## BEGIN Input

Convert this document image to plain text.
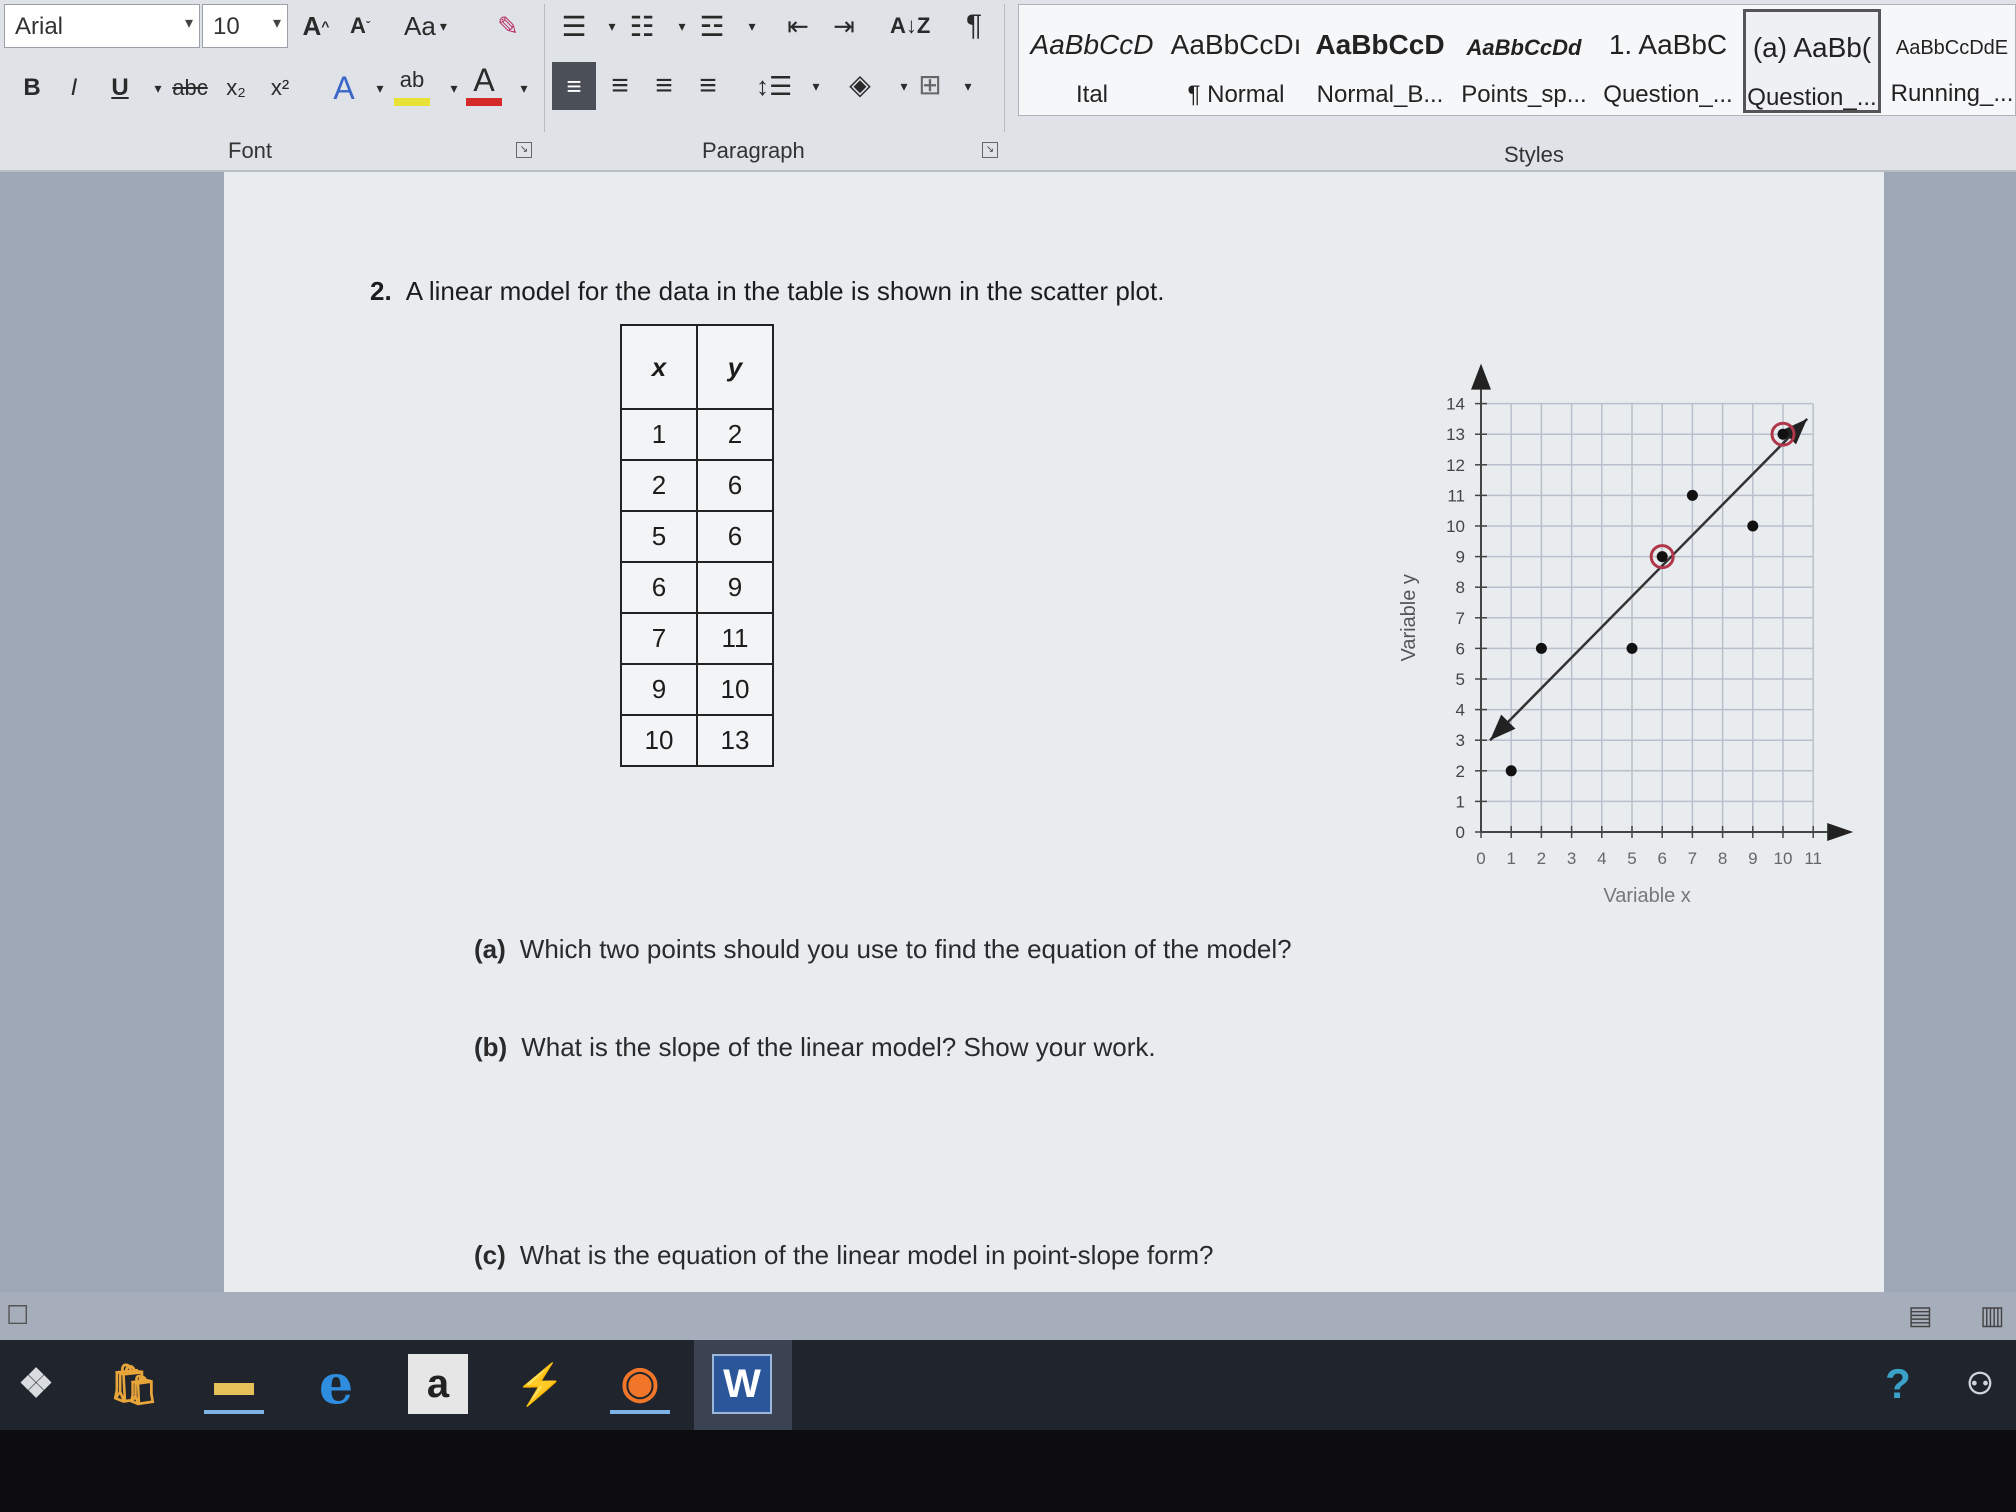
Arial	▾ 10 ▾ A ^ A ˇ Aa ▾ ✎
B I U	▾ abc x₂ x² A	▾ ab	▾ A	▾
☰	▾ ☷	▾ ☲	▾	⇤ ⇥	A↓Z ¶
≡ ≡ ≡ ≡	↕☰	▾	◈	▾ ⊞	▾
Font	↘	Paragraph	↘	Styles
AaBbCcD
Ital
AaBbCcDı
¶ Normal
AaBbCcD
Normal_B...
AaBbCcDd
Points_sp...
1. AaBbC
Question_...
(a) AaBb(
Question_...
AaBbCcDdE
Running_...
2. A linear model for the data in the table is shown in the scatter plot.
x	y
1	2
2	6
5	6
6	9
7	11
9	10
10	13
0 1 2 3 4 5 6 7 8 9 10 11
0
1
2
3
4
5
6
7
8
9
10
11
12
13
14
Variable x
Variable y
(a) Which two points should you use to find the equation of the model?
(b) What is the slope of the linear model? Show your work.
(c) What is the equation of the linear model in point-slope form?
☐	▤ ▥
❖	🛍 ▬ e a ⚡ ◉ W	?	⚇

## END Input

◆ What you have to do: Using the material above, retype each entry exactly and omit the pictures.

◆ Right answer:
Convert this document image to plain text.
Arial	▾ 10 ▾ A ^ A ˇ Aa ▾ ✎
B I U	▾ abc x₂ x² A	▾ ab	▾ A	▾
☰	▾ ☷	▾ ☲	▾	⇤ ⇥	A↓Z ¶
≡ ≡ ≡ ≡	↕☰	▾	◈	▾ ⊞	▾
Font	↘	Paragraph	↘	Styles
AaBbCcD
Ital
AaBbCcDı
¶ Normal
AaBbCcD
Normal_B...
AaBbCcDd
Points_sp...
1. AaBbC
Question_...
(a) AaBb(
Question_...
AaBbCcDdE
Running_...
2. A linear model for the data in the table is shown in the scatter plot.
x	y
1	2
2	6
5	6
6	9
7	11
9	10
10	13
0 1 2 3 4 5 6 7 8 9 10 11
0
1
2
3
4
5
6
7
8
9
10
11
12
13
14
Variable x
Variable y
(a) Which two points should you use to find the equation of the model?
(b) What is the slope of the linear model? Show your work.
(c) What is the equation of the linear model in point-slope form?
☐	▤ ▥
❖	🛍 ▬ e a ⚡ ◉ W	?	⚇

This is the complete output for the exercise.